Stored records:
>>

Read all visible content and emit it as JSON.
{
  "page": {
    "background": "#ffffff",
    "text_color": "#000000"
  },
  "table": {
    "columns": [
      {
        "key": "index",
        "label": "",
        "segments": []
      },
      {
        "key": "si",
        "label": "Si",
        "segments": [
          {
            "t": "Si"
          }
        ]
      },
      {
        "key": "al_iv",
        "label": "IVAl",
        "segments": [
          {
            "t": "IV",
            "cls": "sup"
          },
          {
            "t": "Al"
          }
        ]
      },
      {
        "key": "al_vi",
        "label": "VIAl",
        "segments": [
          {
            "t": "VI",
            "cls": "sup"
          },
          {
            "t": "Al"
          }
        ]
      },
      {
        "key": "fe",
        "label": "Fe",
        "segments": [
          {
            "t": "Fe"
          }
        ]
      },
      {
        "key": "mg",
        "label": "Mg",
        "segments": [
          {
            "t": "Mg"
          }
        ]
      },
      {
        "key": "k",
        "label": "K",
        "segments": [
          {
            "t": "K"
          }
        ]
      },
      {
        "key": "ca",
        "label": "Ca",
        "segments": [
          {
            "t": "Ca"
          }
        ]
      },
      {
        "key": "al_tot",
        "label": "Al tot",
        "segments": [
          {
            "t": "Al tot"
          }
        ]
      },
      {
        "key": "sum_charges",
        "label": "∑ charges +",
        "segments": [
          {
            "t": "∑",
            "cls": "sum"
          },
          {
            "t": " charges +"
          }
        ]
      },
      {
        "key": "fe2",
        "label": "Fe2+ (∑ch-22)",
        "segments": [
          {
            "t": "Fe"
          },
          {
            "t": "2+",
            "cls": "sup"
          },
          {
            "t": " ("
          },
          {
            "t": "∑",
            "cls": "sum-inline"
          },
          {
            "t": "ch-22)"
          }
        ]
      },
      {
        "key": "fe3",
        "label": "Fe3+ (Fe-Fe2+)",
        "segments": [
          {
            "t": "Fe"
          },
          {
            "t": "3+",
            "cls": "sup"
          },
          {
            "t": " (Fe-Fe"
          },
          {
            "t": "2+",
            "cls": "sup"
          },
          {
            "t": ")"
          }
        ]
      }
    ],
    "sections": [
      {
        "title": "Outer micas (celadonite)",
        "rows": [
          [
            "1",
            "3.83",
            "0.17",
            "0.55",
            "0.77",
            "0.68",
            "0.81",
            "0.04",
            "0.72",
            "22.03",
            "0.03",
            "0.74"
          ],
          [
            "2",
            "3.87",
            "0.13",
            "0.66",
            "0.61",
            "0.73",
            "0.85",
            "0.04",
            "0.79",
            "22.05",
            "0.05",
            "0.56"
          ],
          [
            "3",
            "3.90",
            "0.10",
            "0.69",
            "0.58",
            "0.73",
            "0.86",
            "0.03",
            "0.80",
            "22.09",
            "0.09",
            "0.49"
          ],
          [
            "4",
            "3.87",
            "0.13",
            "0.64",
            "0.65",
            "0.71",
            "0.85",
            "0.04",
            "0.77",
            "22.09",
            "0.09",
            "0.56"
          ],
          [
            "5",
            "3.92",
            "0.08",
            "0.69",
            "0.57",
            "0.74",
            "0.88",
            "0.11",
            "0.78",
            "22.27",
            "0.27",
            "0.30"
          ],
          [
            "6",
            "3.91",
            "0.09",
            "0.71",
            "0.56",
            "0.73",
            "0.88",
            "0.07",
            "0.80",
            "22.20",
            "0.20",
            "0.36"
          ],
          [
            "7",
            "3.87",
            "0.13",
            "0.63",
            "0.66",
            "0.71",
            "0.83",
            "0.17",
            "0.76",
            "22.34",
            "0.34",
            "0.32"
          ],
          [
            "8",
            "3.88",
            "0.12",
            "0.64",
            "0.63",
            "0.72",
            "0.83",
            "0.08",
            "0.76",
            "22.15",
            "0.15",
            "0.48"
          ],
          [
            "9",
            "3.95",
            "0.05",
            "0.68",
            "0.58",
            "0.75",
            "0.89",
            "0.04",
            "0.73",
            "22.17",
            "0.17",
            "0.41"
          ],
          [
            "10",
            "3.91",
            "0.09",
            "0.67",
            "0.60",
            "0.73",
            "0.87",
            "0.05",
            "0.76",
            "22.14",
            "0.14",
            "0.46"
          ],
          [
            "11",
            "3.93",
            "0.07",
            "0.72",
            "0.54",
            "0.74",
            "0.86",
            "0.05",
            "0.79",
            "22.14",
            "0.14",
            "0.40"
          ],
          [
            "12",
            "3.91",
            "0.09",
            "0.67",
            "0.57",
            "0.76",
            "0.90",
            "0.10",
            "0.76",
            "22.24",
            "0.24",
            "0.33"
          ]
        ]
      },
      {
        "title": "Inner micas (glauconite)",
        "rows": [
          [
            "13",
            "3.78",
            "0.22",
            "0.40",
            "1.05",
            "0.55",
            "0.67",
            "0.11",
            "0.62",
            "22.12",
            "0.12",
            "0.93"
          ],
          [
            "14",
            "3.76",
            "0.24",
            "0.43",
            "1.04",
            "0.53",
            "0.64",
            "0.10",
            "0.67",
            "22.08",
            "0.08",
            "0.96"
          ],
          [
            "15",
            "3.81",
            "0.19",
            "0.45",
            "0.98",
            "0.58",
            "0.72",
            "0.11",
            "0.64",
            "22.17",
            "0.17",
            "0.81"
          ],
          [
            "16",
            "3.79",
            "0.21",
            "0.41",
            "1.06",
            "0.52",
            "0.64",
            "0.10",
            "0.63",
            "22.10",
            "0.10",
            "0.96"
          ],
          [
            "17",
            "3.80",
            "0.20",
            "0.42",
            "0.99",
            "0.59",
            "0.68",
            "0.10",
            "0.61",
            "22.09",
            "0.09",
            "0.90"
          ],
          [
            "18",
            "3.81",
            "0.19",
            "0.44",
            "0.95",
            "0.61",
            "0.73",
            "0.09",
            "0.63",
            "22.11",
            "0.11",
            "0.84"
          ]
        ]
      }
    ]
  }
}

<<

# TASK DIRECTIONS:
Using the listing above, list every line in which the string "label" occurs.

# SOLVED EXERCISE:
        "label": "",
        "label": "Si",
        "label": "IVAl",
        "label": "VIAl",
        "label": "Fe",
        "label": "Mg",
        "label": "K",
        "label": "Ca",
        "label": "Al tot",
        "label": "∑ charges +",
        "label": "Fe2+ (∑ch-22)",
        "label": "Fe3+ (Fe-Fe2+)",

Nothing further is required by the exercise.